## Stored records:
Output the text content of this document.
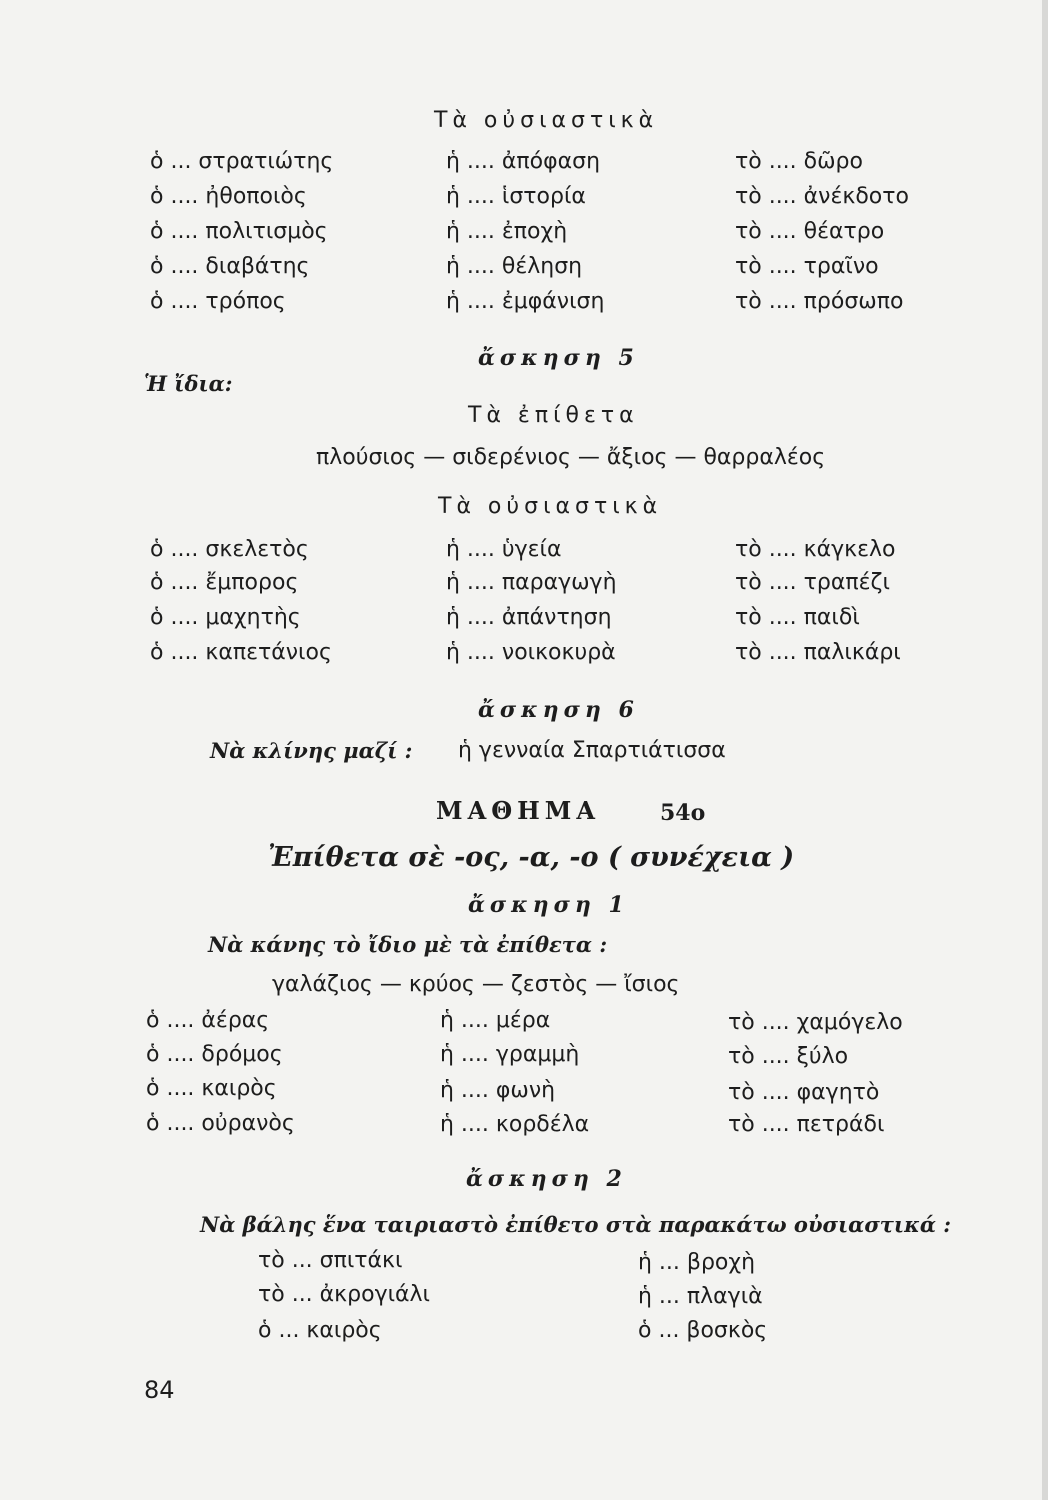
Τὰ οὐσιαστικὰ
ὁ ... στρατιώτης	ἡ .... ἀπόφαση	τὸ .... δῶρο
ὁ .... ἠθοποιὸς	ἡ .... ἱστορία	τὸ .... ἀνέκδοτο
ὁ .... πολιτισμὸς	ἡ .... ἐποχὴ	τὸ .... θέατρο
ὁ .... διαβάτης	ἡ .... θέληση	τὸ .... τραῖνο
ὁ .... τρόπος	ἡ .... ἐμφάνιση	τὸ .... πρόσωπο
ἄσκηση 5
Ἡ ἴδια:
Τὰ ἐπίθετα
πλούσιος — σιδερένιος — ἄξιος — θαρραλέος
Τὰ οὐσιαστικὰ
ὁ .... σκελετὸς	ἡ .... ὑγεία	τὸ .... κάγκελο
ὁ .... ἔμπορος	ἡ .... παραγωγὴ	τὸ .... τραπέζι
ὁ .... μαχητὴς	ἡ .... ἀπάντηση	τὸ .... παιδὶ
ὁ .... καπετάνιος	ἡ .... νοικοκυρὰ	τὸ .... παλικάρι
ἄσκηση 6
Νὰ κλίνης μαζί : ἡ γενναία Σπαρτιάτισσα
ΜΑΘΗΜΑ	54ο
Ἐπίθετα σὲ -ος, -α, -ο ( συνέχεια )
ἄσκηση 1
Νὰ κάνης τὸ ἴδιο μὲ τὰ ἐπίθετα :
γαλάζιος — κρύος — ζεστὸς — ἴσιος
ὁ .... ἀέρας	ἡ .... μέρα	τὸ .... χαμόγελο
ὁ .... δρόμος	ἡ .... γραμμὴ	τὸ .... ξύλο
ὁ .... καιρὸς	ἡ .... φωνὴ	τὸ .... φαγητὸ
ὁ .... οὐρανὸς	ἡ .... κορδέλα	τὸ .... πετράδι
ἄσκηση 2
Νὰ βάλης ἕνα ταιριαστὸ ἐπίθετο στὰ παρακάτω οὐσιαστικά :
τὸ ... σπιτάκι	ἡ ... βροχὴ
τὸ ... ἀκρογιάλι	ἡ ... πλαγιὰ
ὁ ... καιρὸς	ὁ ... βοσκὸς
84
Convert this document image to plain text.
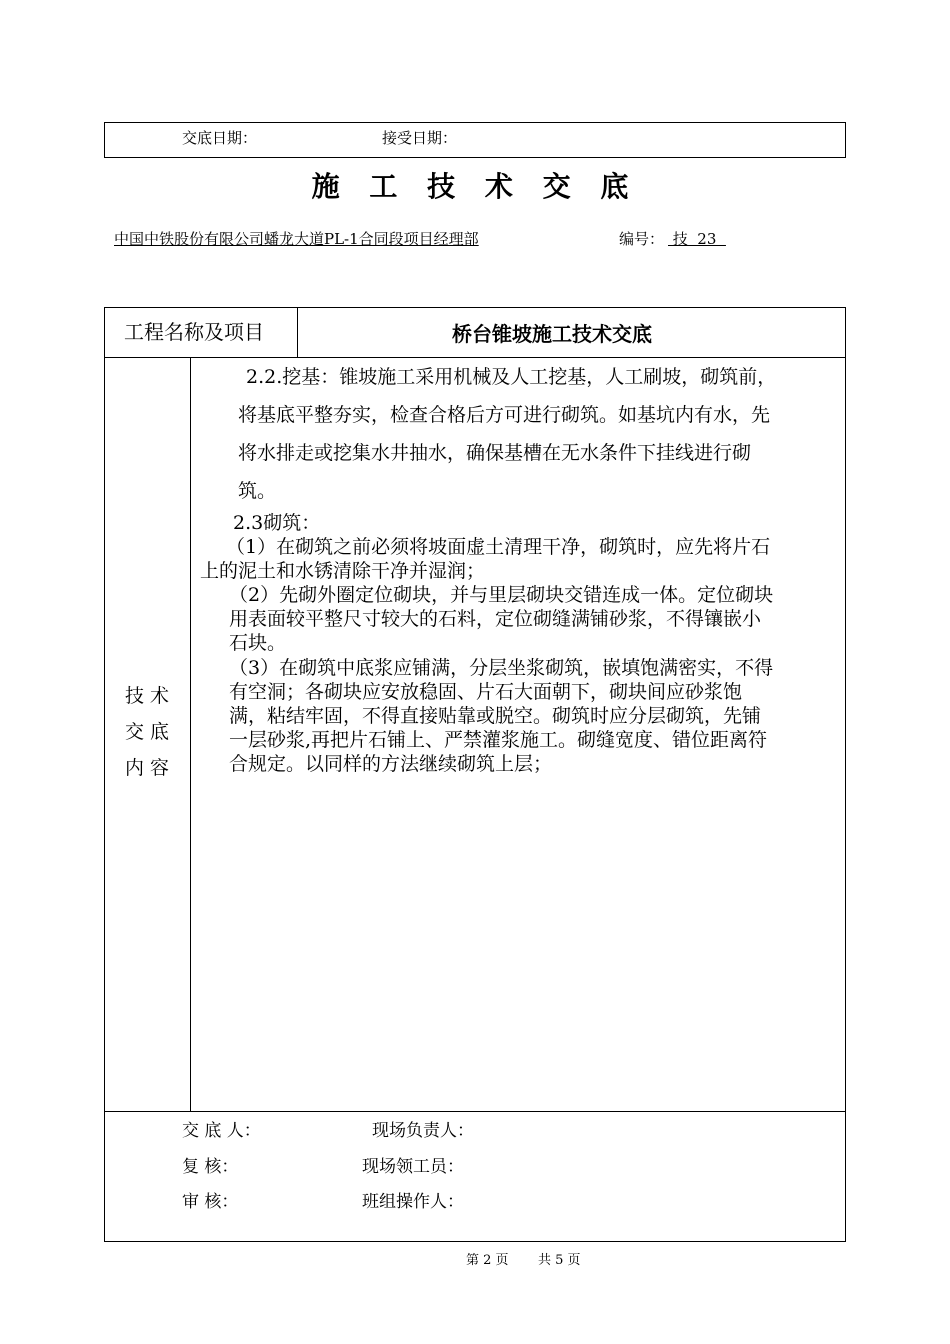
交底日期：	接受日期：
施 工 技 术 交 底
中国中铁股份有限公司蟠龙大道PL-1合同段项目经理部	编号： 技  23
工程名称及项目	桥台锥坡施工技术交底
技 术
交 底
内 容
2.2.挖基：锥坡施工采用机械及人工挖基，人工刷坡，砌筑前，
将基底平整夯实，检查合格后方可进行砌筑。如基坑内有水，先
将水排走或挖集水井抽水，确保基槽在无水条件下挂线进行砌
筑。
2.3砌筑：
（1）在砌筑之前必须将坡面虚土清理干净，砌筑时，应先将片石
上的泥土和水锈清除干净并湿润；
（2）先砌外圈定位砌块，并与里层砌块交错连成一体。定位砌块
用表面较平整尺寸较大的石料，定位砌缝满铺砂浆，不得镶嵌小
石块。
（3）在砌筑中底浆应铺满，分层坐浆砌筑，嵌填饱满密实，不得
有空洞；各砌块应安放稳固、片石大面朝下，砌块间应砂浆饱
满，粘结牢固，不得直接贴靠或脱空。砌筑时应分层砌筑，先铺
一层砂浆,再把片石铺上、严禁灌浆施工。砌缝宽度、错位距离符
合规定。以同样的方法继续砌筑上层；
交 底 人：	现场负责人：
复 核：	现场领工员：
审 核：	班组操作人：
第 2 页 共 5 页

---

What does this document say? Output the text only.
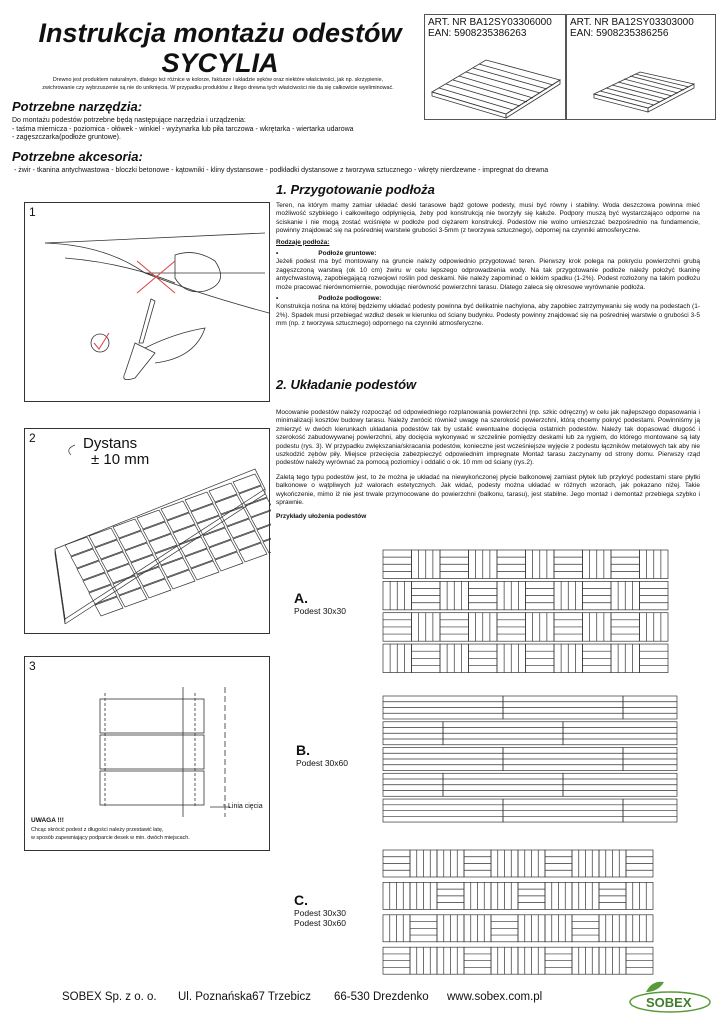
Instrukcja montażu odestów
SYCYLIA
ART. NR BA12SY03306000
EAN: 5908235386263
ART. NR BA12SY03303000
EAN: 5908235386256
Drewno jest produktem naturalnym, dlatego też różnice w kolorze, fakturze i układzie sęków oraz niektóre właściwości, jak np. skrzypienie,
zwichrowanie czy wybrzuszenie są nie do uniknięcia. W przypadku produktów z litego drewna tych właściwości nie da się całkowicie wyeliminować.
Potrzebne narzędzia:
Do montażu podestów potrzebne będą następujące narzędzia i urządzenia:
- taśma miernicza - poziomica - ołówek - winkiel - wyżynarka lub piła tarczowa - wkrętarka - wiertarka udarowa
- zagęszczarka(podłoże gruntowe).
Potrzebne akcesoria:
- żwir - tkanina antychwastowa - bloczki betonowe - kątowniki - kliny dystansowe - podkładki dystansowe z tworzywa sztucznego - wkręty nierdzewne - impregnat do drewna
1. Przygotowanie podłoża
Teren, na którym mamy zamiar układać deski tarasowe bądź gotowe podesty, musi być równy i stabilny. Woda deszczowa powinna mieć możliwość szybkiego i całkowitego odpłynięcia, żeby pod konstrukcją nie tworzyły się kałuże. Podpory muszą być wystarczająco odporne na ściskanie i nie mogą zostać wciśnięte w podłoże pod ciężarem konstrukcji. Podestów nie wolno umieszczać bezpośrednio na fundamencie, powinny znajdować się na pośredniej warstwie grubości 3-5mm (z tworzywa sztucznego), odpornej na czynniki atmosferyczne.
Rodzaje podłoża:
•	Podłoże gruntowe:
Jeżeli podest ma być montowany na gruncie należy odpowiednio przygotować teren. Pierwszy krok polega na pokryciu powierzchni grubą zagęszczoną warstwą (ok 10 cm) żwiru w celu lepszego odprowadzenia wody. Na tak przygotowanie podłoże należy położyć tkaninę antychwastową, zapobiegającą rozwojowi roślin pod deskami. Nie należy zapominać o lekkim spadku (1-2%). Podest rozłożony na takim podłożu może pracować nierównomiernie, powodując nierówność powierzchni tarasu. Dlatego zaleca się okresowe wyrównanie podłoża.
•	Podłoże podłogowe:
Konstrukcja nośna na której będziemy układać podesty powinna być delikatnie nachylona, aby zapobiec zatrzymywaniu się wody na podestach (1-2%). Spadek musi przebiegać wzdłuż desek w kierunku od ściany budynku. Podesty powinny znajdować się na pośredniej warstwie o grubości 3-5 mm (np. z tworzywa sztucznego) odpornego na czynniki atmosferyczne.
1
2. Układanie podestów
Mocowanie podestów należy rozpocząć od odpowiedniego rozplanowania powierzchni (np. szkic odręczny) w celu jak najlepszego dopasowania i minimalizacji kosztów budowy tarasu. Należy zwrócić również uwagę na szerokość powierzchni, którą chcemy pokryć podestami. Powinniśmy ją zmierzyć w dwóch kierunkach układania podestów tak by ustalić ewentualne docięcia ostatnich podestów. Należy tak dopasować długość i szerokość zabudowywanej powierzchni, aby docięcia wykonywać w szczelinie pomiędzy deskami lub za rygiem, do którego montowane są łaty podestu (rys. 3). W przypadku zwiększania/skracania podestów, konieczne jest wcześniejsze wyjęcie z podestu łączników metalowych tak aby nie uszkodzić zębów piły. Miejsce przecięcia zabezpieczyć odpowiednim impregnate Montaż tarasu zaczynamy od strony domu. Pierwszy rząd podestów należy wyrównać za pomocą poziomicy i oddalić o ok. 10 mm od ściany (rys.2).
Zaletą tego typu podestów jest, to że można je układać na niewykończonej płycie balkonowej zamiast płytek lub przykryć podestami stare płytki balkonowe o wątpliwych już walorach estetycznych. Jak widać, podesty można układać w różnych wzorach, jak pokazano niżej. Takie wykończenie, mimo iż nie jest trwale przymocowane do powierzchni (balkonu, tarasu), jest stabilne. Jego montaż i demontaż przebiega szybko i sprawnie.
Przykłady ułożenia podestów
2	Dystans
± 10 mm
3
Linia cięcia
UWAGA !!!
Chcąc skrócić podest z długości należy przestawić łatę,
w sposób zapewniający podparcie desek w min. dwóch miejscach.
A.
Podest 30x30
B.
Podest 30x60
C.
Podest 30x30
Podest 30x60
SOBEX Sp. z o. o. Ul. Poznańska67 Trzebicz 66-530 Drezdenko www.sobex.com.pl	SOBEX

## TASK INSTRUCTIONS:
From the data above, pick out each line containing "document" and copy it.

## WRITTEN RESPONSE:
Output the text content of this document.
Convert this document image to plain text.
What does this document say? Output the text only.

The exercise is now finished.